-- Dataset rows --
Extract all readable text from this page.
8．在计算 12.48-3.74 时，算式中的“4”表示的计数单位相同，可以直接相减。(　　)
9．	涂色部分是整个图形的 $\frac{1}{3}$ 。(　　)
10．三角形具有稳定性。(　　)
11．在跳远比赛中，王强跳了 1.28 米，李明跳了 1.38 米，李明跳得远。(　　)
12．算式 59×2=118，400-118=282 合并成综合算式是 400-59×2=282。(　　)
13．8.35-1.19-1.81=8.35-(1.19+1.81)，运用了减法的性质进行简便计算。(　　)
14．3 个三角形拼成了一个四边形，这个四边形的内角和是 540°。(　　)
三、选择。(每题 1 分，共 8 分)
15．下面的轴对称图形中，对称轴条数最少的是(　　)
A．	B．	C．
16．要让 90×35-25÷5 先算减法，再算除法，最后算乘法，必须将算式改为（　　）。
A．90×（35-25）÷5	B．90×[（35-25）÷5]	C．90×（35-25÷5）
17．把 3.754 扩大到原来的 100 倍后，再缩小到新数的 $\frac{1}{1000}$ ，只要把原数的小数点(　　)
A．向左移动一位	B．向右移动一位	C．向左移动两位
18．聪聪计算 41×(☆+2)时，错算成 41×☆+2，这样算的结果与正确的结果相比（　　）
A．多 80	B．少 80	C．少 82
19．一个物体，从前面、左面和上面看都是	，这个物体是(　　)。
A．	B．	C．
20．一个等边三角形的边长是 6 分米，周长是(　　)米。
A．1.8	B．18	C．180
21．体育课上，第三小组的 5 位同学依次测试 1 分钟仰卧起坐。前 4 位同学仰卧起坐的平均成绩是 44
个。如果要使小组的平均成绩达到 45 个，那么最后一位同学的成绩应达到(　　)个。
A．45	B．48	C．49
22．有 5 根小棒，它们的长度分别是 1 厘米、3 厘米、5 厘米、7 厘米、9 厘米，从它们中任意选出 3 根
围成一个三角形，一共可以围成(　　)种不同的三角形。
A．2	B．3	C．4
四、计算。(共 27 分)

...

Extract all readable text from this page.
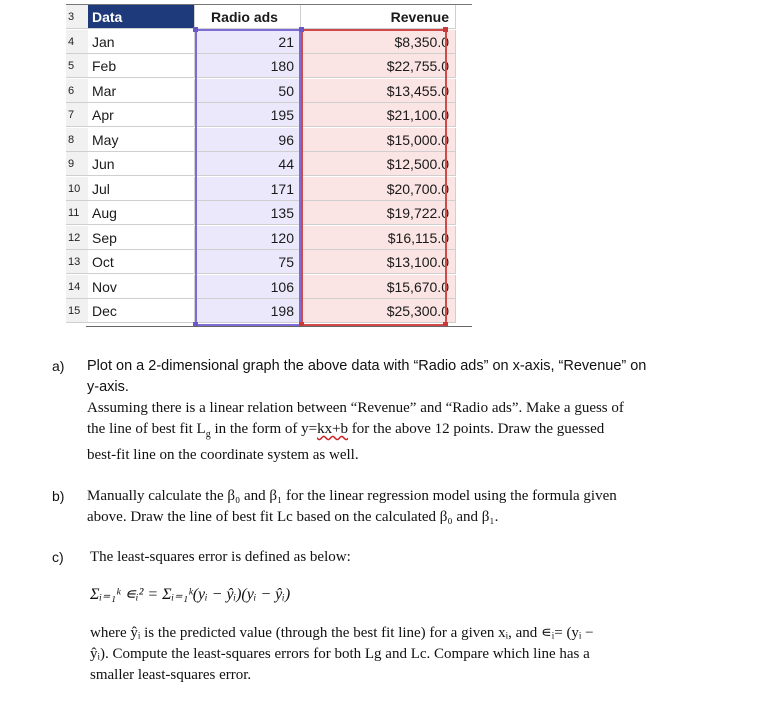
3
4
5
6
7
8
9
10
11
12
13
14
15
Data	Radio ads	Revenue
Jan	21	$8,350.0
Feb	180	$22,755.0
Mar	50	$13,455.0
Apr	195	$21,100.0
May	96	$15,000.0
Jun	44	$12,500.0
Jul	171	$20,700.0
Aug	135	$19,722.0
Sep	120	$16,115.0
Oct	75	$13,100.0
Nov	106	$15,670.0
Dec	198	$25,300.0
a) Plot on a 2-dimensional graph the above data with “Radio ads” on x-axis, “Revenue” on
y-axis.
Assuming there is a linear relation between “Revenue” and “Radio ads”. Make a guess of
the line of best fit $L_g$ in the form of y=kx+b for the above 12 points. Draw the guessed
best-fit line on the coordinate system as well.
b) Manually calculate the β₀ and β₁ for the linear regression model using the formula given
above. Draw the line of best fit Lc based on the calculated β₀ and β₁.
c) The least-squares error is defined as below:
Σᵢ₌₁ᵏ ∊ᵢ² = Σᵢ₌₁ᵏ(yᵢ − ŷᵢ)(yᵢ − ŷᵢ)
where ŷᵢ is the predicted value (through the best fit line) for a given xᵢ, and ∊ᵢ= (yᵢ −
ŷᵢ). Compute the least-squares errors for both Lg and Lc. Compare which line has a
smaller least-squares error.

-- What needs to be done --
Copy out every line of the listing that contains the string "Draw".

-- Reply --
the line of best fit $L_g$ in the form of y=kx+b for the above 12 points. Draw the guessed
above. Draw the line of best fit Lc based on the calculated β₀ and β₁.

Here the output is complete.